- **Stored records**:
★ ★ ★ ★ ★ ★ ★
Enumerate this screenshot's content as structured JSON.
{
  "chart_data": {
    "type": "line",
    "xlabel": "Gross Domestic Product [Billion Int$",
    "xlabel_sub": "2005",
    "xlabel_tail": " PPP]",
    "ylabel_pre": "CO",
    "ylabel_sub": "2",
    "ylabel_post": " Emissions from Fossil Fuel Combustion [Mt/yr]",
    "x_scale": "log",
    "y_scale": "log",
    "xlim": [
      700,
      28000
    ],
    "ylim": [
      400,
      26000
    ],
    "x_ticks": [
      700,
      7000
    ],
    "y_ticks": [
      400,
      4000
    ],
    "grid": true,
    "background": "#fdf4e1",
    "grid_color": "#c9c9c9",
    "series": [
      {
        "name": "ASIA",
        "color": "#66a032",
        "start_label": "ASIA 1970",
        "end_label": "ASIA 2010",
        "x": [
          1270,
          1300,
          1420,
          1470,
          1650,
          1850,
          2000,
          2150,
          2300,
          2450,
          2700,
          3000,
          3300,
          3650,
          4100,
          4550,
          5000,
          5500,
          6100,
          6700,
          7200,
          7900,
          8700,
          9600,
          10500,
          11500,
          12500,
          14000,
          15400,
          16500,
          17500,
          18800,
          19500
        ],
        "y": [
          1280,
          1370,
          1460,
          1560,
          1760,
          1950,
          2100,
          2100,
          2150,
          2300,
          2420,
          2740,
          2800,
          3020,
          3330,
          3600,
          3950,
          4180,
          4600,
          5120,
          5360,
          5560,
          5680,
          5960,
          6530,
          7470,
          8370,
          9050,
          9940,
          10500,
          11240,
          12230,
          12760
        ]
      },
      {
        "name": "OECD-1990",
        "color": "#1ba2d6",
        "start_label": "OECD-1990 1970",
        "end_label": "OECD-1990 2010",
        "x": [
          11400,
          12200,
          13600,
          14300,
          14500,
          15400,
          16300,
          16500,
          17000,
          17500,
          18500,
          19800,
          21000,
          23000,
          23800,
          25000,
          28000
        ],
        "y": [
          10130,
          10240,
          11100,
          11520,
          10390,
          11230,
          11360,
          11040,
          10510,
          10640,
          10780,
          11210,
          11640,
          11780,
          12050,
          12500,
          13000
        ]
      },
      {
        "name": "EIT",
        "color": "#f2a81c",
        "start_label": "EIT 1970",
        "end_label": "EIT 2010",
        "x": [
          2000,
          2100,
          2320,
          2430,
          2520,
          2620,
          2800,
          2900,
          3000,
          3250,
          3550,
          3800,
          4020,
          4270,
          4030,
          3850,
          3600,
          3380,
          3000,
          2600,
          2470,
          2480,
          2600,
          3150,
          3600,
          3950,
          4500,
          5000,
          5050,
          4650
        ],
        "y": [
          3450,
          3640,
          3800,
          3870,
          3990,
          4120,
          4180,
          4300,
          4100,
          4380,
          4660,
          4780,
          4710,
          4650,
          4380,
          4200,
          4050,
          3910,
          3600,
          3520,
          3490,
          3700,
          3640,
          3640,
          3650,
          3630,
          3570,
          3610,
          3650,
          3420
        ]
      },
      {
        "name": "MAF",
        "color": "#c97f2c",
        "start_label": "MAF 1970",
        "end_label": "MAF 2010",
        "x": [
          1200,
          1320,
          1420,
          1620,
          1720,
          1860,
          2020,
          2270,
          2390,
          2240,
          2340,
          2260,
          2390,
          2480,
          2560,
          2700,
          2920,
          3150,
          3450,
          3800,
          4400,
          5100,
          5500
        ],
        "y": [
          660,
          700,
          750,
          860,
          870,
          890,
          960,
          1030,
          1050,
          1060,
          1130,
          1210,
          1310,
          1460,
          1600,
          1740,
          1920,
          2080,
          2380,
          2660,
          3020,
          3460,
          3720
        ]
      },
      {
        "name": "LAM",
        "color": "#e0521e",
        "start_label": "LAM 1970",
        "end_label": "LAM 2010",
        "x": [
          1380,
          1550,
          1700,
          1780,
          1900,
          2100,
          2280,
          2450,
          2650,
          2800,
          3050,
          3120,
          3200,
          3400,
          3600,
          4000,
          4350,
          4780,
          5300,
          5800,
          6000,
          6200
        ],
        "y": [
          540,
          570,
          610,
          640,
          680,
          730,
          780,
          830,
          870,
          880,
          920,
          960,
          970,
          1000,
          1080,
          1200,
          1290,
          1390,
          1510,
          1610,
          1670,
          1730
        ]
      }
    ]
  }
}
★ ★ ★ ★ ★ ★ ★
- **Written task**:
Take the entries and copy them out exactly.

- **Written answer**:
Enumerate this screenshot's content as structured JSON.
{
  "chart_data": {
    "type": "line",
    "xlabel": "Gross Domestic Product [Billion Int$",
    "xlabel_sub": "2005",
    "xlabel_tail": " PPP]",
    "ylabel_pre": "CO",
    "ylabel_sub": "2",
    "ylabel_post": " Emissions from Fossil Fuel Combustion [Mt/yr]",
    "x_scale": "log",
    "y_scale": "log",
    "xlim": [
      700,
      28000
    ],
    "ylim": [
      400,
      26000
    ],
    "x_ticks": [
      700,
      7000
    ],
    "y_ticks": [
      400,
      4000
    ],
    "grid": true,
    "background": "#fdf4e1",
    "grid_color": "#c9c9c9",
    "series": [
      {
        "name": "ASIA",
        "color": "#66a032",
        "start_label": "ASIA 1970",
        "end_label": "ASIA 2010",
        "x": [
          1270,
          1300,
          1420,
          1470,
          1650,
          1850,
          2000,
          2150,
          2300,
          2450,
          2700,
          3000,
          3300,
          3650,
          4100,
          4550,
          5000,
          5500,
          6100,
          6700,
          7200,
          7900,
          8700,
          9600,
          10500,
          11500,
          12500,
          14000,
          15400,
          16500,
          17500,
          18800,
          19500
        ],
        "y": [
          1280,
          1370,
          1460,
          1560,
          1760,
          1950,
          2100,
          2100,
          2150,
          2300,
          2420,
          2740,
          2800,
          3020,
          3330,
          3600,
          3950,
          4180,
          4600,
          5120,
          5360,
          5560,
          5680,
          5960,
          6530,
          7470,
          8370,
          9050,
          9940,
          10500,
          11240,
          12230,
          12760
        ]
      },
      {
        "name": "OECD-1990",
        "color": "#1ba2d6",
        "start_label": "OECD-1990 1970",
        "end_label": "OECD-1990 2010",
        "x": [
          11400,
          12200,
          13600,
          14300,
          14500,
          15400,
          16300,
          16500,
          17000,
          17500,
          18500,
          19800,
          21000,
          23000,
          23800,
          25000,
          28000
        ],
        "y": [
          10130,
          10240,
          11100,
          11520,
          10390,
          11230,
          11360,
          11040,
          10510,
          10640,
          10780,
          11210,
          11640,
          11780,
          12050,
          12500,
          13000
        ]
      },
      {
        "name": "EIT",
        "color": "#f2a81c",
        "start_label": "EIT 1970",
        "end_label": "EIT 2010",
        "x": [
          2000,
          2100,
          2320,
          2430,
          2520,
          2620,
          2800,
          2900,
          3000,
          3250,
          3550,
          3800,
          4020,
          4270,
          4030,
          3850,
          3600,
          3380,
          3000,
          2600,
          2470,
          2480,
          2600,
          3150,
          3600,
          3950,
          4500,
          5000,
          5050,
          4650
        ],
        "y": [
          3450,
          3640,
          3800,
          3870,
          3990,
          4120,
          4180,
          4300,
          4100,
          4380,
          4660,
          4780,
          4710,
          4650,
          4380,
          4200,
          4050,
          3910,
          3600,
          3520,
          3490,
          3700,
          3640,
          3640,
          3650,
          3630,
          3570,
          3610,
          3650,
          3420
        ]
      },
      {
        "name": "MAF",
        "color": "#c97f2c",
        "start_label": "MAF 1970",
        "end_label": "MAF 2010",
        "x": [
          1200,
          1320,
          1420,
          1620,
          1720,
          1860,
          2020,
          2270,
          2390,
          2240,
          2340,
          2260,
          2390,
          2480,
          2560,
          2700,
          2920,
          3150,
          3450,
          3800,
          4400,
          5100,
          5500
        ],
        "y": [
          660,
          700,
          750,
          860,
          870,
          890,
          960,
          1030,
          1050,
          1060,
          1130,
          1210,
          1310,
          1460,
          1600,
          1740,
          1920,
          2080,
          2380,
          2660,
          3020,
          3460,
          3720
        ]
      },
      {
        "name": "LAM",
        "color": "#e0521e",
        "start_label": "LAM 1970",
        "end_label": "LAM 2010",
        "x": [
          1380,
          1550,
          1700,
          1780,
          1900,
          2100,
          2280,
          2450,
          2650,
          2800,
          3050,
          3120,
          3200,
          3400,
          3600,
          4000,
          4350,
          4780,
          5300,
          5800,
          6000,
          6200
        ],
        "y": [
          540,
          570,
          610,
          640,
          680,
          730,
          780,
          830,
          870,
          880,
          920,
          960,
          970,
          1000,
          1080,
          1200,
          1290,
          1390,
          1510,
          1610,
          1670,
          1730
        ]
      }
    ]
  }
}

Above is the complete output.